## Exercise task
Collect every line in the material below that contains the word "bounding".

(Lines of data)
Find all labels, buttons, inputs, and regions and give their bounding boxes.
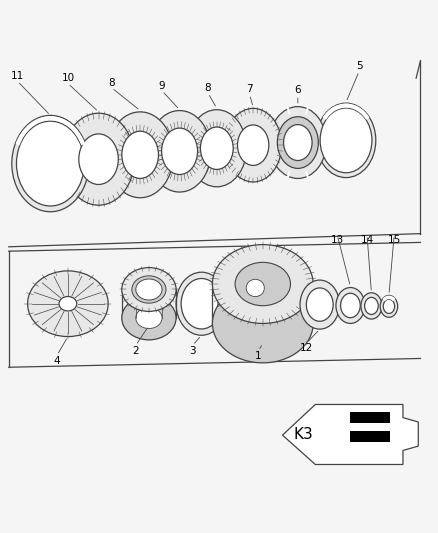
- Bar: [350, 412, 390, 423]
- Ellipse shape: [162, 128, 198, 174]
- Ellipse shape: [122, 268, 176, 311]
- Ellipse shape: [148, 110, 211, 192]
- Ellipse shape: [246, 279, 264, 297]
- Ellipse shape: [59, 296, 77, 311]
- Polygon shape: [283, 405, 418, 464]
- Text: 4: 4: [53, 356, 60, 366]
- Ellipse shape: [12, 115, 89, 212]
- Text: 15: 15: [388, 235, 401, 245]
- Ellipse shape: [269, 107, 326, 179]
- Text: 8: 8: [108, 77, 115, 87]
- Text: 13: 13: [331, 235, 344, 245]
- Ellipse shape: [176, 272, 227, 335]
- Text: 11: 11: [11, 71, 24, 81]
- Ellipse shape: [132, 276, 166, 303]
- Ellipse shape: [320, 108, 372, 173]
- Text: 5: 5: [356, 61, 363, 71]
- Ellipse shape: [336, 287, 365, 324]
- Ellipse shape: [79, 134, 118, 184]
- Ellipse shape: [284, 125, 312, 160]
- Bar: [350, 431, 390, 442]
- Text: 10: 10: [61, 73, 74, 83]
- Text: 3: 3: [189, 345, 196, 356]
- Ellipse shape: [277, 117, 318, 168]
- Ellipse shape: [212, 284, 313, 363]
- Ellipse shape: [316, 103, 376, 177]
- Ellipse shape: [237, 125, 269, 165]
- Ellipse shape: [107, 112, 173, 198]
- Ellipse shape: [212, 245, 313, 324]
- Ellipse shape: [122, 131, 159, 179]
- Ellipse shape: [187, 110, 247, 187]
- Text: 1: 1: [255, 351, 262, 361]
- Ellipse shape: [341, 293, 360, 318]
- Text: 14: 14: [360, 235, 374, 245]
- Text: K3: K3: [293, 427, 314, 442]
- Ellipse shape: [63, 113, 134, 205]
- Ellipse shape: [136, 308, 162, 328]
- Ellipse shape: [122, 296, 176, 340]
- Ellipse shape: [361, 293, 382, 319]
- Ellipse shape: [17, 121, 84, 206]
- Ellipse shape: [201, 127, 233, 169]
- Ellipse shape: [383, 299, 395, 313]
- Ellipse shape: [28, 271, 108, 336]
- Ellipse shape: [136, 279, 162, 300]
- Ellipse shape: [235, 262, 290, 306]
- Ellipse shape: [300, 280, 339, 329]
- Ellipse shape: [380, 295, 398, 317]
- Ellipse shape: [306, 288, 333, 321]
- Ellipse shape: [364, 297, 378, 314]
- Ellipse shape: [181, 279, 222, 329]
- Text: 6: 6: [294, 85, 301, 95]
- Text: 9: 9: [159, 80, 166, 91]
- Text: 8: 8: [205, 83, 212, 93]
- Text: 7: 7: [246, 84, 253, 94]
- Text: 2: 2: [132, 345, 139, 356]
- Text: 12: 12: [300, 343, 313, 353]
- Ellipse shape: [225, 108, 282, 182]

## Exercise solution
Find all labels, buttons, inputs, and regions and give their bounding boxes.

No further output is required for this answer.